(Dataset items)

⟨

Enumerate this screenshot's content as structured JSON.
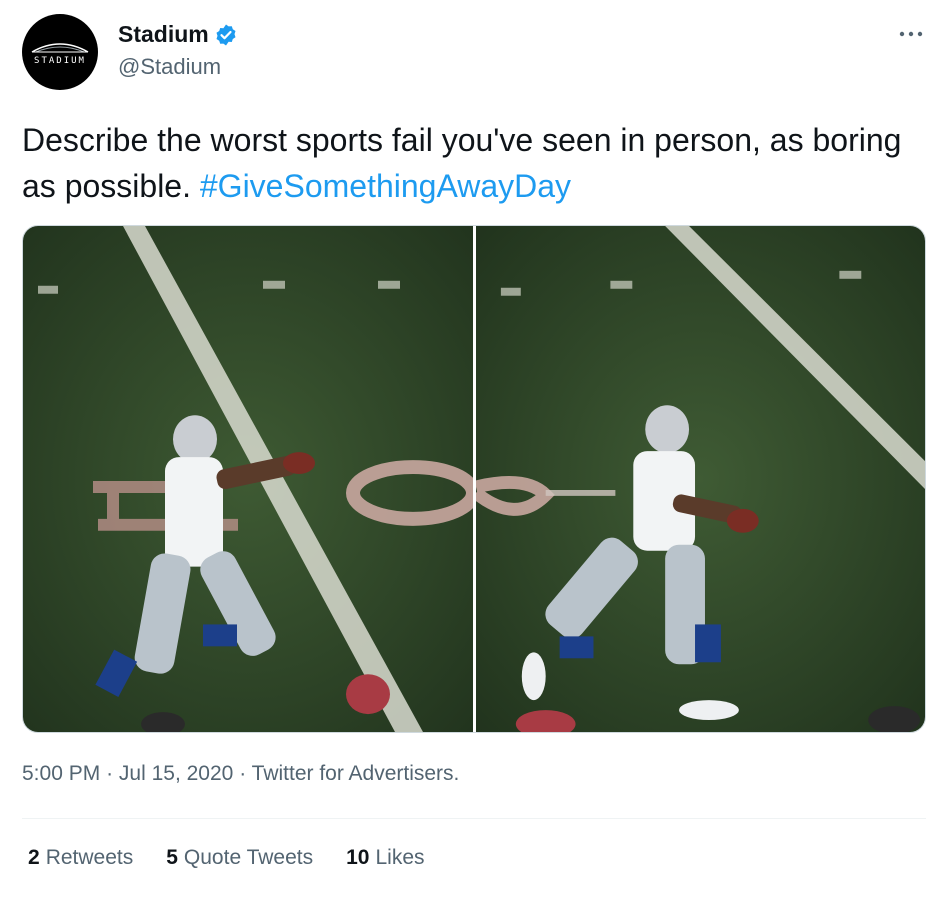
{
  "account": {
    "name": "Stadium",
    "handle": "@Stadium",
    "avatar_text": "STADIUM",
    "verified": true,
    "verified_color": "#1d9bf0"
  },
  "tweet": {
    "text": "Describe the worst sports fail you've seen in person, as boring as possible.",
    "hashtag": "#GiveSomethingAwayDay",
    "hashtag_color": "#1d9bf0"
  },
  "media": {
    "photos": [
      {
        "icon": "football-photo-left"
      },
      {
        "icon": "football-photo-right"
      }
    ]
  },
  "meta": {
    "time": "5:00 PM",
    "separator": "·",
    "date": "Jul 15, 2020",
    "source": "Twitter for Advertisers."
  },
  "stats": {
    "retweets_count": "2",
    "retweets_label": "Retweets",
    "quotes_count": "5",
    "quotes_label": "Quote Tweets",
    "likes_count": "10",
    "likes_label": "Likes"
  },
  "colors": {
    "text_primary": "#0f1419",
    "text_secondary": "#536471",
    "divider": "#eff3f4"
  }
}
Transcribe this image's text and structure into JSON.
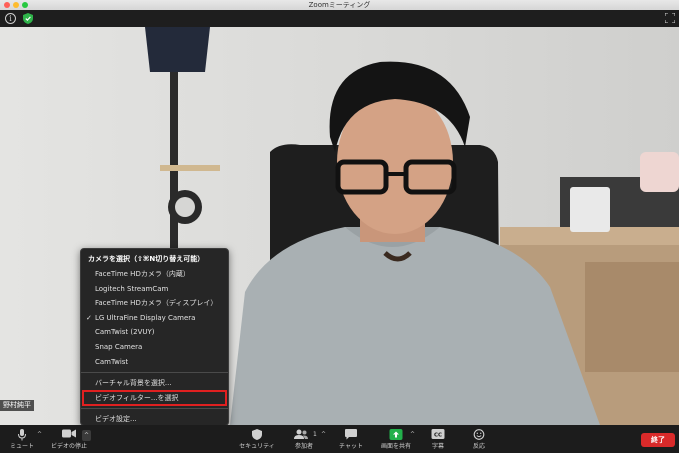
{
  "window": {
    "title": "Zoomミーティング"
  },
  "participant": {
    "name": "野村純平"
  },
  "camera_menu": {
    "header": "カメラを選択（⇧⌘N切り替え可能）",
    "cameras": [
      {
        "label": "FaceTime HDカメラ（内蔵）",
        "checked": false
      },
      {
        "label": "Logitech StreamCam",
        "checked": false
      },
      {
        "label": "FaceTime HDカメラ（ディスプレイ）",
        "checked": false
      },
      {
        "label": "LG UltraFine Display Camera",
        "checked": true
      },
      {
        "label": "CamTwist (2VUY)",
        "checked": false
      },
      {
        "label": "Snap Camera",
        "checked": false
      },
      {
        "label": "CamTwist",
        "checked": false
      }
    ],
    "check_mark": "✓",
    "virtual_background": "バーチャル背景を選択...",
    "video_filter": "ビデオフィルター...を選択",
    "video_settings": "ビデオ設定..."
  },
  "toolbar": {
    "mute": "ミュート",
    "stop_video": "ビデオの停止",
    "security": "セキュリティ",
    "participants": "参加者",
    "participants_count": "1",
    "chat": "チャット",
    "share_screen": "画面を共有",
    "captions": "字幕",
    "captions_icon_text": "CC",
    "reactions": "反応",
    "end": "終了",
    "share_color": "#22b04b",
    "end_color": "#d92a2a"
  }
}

⟩
⟨

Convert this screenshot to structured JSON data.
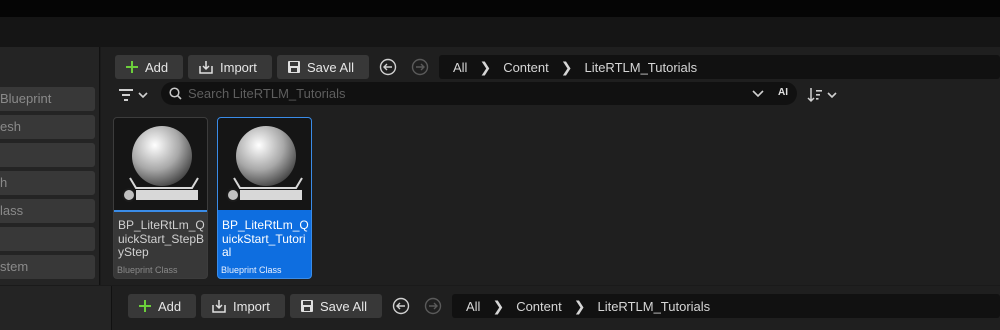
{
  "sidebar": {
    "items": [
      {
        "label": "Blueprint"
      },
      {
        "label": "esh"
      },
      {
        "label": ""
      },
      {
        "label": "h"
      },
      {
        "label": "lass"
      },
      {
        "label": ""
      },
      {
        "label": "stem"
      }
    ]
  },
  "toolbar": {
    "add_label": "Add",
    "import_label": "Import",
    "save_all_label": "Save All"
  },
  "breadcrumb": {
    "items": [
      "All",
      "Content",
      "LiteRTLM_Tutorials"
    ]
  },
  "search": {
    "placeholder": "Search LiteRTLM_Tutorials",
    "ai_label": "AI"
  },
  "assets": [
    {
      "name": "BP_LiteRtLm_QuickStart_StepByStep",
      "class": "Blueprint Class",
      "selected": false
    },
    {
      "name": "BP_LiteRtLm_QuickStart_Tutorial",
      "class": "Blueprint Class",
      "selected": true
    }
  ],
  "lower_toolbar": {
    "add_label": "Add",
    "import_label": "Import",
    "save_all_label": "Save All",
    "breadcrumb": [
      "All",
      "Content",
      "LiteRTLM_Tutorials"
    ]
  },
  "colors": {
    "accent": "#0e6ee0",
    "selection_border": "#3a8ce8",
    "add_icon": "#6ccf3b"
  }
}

⟩

▶ **STATED PROBLEM**:
Extract every line that has the string "this" in it.

▶ **TASK RESULT**:
Enumerate this screenshot's content as structured JSON.
Transcribe this image's text and structure into JSON.
Convert this screenshot to structured JSON data.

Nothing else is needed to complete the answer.